### [TASK TO CARRY OUT]
Retype each entry below exactly as it stands.

** start SOURCE MATERIAL **

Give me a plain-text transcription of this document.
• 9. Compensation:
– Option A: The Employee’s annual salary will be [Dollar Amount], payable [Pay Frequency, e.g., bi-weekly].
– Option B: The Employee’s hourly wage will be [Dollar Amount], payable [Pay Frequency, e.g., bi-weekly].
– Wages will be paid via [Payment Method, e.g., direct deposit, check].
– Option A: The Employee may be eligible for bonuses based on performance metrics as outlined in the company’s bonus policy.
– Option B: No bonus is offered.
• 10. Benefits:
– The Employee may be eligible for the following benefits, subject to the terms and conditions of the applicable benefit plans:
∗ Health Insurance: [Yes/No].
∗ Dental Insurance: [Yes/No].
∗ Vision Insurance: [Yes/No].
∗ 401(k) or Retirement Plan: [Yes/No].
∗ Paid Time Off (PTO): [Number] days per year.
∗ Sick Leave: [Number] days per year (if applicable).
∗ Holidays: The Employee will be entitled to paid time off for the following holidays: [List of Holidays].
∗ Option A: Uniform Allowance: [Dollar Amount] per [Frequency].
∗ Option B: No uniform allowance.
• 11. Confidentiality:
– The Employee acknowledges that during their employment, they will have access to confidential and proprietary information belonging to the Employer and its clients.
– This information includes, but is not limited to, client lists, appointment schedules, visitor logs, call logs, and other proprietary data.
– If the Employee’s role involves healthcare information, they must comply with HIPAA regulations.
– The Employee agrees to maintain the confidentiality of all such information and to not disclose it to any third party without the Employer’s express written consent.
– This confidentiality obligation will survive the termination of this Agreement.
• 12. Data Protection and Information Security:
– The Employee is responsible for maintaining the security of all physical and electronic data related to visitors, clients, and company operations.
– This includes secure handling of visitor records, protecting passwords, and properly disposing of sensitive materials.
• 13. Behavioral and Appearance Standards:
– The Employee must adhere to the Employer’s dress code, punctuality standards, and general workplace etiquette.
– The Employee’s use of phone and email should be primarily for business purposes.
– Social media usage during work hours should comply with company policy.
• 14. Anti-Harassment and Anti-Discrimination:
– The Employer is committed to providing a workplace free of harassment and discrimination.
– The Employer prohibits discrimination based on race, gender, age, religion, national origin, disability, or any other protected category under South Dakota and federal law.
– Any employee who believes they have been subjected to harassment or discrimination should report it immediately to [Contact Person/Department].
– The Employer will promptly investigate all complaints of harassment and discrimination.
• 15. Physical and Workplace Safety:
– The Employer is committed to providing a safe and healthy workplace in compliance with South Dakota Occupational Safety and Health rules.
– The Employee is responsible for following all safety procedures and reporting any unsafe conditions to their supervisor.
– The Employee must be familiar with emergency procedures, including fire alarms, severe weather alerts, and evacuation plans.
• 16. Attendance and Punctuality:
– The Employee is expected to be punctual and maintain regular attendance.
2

** end SOURCE MATERIAL **

### [SOLUTION TO THE PROBLEM]
Give me a plain-text transcription of this document.
• 9. Compensation:
– Option A: The Employee’s annual salary will be [Dollar Amount], payable [Pay Frequency, e.g., bi-weekly].
– Option B: The Employee’s hourly wage will be [Dollar Amount], payable [Pay Frequency, e.g., bi-weekly].
– Wages will be paid via [Payment Method, e.g., direct deposit, check].
– Option A: The Employee may be eligible for bonuses based on performance metrics as outlined in the company’s bonus policy.
– Option B: No bonus is offered.
• 10. Benefits:
– The Employee may be eligible for the following benefits, subject to the terms and conditions of the applicable benefit plans:
∗ Health Insurance: [Yes/No].
∗ Dental Insurance: [Yes/No].
∗ Vision Insurance: [Yes/No].
∗ 401(k) or Retirement Plan: [Yes/No].
∗ Paid Time Off (PTO): [Number] days per year.
∗ Sick Leave: [Number] days per year (if applicable).
∗ Holidays: The Employee will be entitled to paid time off for the following holidays: [List of Holidays].
∗ Option A: Uniform Allowance: [Dollar Amount] per [Frequency].
∗ Option B: No uniform allowance.
• 11. Confidentiality:
– The Employee acknowledges that during their employment, they will have access to confidential and proprietary information belonging to the Employer and its clients.
– This information includes, but is not limited to, client lists, appointment schedules, visitor logs, call logs, and other proprietary data.
– If the Employee’s role involves healthcare information, they must comply with HIPAA regulations.
– The Employee agrees to maintain the confidentiality of all such information and to not disclose it to any third party without the Employer’s express written consent.
– This confidentiality obligation will survive the termination of this Agreement.
• 12. Data Protection and Information Security:
– The Employee is responsible for maintaining the security of all physical and electronic data related to visitors, clients, and company operations.
– This includes secure handling of visitor records, protecting passwords, and properly disposing of sensitive materials.
• 13. Behavioral and Appearance Standards:
– The Employee must adhere to the Employer’s dress code, punctuality standards, and general workplace etiquette.
– The Employee’s use of phone and email should be primarily for business purposes.
– Social media usage during work hours should comply with company policy.
• 14. Anti-Harassment and Anti-Discrimination:
– The Employer is committed to providing a workplace free of harassment and discrimination.
– The Employer prohibits discrimination based on race, gender, age, religion, national origin, disability, or any other protected category under South Dakota and federal law.
– Any employee who believes they have been subjected to harassment or discrimination should report it immediately to [Contact Person/Department].
– The Employer will promptly investigate all complaints of harassment and discrimination.
• 15. Physical and Workplace Safety:
– The Employer is committed to providing a safe and healthy workplace in compliance with South Dakota Occupational Safety and Health rules.
– The Employee is responsible for following all safety procedures and reporting any unsafe conditions to their supervisor.
– The Employee must be familiar with emergency procedures, including fire alarms, severe weather alerts, and evacuation plans.
• 16. Attendance and Punctuality:
– The Employee is expected to be punctual and maintain regular attendance.
2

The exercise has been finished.